A problemática da estabilidade política em África tem sido de motivo preocupação e de reflexões entre as comunidades de Estados africanos e tem desencadeado estratégias diversas de resolução dos múltiplos e complexos problemas estruturais daquele continente. De entre aquelas comunidades  lembre-se o reconhecido papel, por exemplo, da SADC. Saliente-se também a parceria de países africanos com países europeus com capacidades económicas e modelos estruturantes largamente divergentes face àqueles, como por exemplo o caso dos países da União Europeia. Destas parcerias resulta essencialmente uma importação de estratégias nem sempre de natureza apenas económica, tecnológica ou científica mas, mais ou menos abertamente, de natureza política.

#### DADOS FORNECIDOS:
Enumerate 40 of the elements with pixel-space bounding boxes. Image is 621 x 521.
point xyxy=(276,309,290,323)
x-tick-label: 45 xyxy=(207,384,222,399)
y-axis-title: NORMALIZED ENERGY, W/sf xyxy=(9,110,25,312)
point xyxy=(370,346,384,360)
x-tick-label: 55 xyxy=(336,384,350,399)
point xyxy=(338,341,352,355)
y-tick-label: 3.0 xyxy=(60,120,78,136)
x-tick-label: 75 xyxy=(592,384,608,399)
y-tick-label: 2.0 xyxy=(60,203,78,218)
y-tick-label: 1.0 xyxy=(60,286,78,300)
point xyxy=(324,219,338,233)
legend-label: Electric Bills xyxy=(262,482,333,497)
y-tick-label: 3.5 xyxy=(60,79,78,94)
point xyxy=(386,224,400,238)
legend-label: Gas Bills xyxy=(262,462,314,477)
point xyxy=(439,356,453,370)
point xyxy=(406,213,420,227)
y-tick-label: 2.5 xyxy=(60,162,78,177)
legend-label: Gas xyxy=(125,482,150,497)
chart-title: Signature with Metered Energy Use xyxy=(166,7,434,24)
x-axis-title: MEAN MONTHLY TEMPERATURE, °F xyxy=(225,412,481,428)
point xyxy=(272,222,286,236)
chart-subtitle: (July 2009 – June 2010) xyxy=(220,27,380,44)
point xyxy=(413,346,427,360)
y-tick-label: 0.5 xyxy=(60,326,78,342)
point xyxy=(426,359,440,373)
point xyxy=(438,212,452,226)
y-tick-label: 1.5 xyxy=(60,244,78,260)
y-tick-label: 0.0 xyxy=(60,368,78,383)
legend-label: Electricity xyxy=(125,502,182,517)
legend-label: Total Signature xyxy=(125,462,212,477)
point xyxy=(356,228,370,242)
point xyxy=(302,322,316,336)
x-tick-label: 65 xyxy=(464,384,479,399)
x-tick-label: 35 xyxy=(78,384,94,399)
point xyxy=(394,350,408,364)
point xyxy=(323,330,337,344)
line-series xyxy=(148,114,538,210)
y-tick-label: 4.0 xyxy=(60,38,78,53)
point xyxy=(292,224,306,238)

#### PROBLEMAS E TAREFAS:
**1)** Responda às perguntas seguintes com base no texto sobre a estabilidade política em África.
(a) Que comunidade de Estados africanos é lembrada pelo seu reconhecido papel?
(b) Que países são dados como exemplo de parceiros europeus dos países africanos?
(c) Para além da económica, tecnológica ou científica, de que natureza são as estratégias importadas através destas parcerias?
**2)** Retome o texto sobre a estabilidade política em África e prossiga a sua escrita a partir da última frase apresentada.

#### RESPOSTAS ÀS TAREFAS:
**1)**
(a) A SADC.
(b) Os países da União Europeia.
(c) São, mais ou menos abertamente, de natureza política.

**2)**
Entender e participar na globalização, expressão associada a uma perspectiva tendencialmente de natureza anglo-saxónica ou, nas palavras de Adriano Moreira, na mundialização de interdependências, [1] deve significar  aceitar uma responsabilidade fundamental nem sempre verdadeiramente compreendida pelos diversos parceiros. Entender e participar na mundialização de interdependências deve significar estar sobretudo apto a não excluir mas ao invés a conseguir integrar e fazer emergir a diversidade e complexidade de padrões culturais, económicos e políticos de todos os intervenientes nos processos de parceria. Significa a adaptação de estratégias flexíveis, integradoras que possam, do ponto de vista político, suscitar uma verdadeira participação cívica bem como, ao nível das elites no poder. O resultado deve estar associado a soluções renovadoras tendo por base a essência das tradições sociais. Um dado é fundamental, a democracia como modelo funciona quando complementada por uma forte estrutura institucional que promova efectivamente a participação dos cidadãos, de cada cidadão, nos assuntos do seu interesse. 
Hoje em dia, ainda que se não tenha conhecimento do terreno, lembrar África, pode significar pensar sobre a beleza e a riquezas de recursos naturais inquestionáveis e inigualáveis que desencadeiam o sonho e a cobiça. Mas também, hoje em dia, lembrar África é pensar na aplicação errada do poder e da política que promotora de formas de conflitos exacerbados e duradouros geram uma destruição irreversível, infligindo as suas consequências directas sobre a população. A política pode tornar-se um mecanismo desencadeor de conflitos mais ou menos duradouros cujo terminus não se compadece nem com estratégias militares de demarcação do território nem com esforços diplomáticos, já que a intervenção supraestadual nem sempre é reconhecida de forma efectiva.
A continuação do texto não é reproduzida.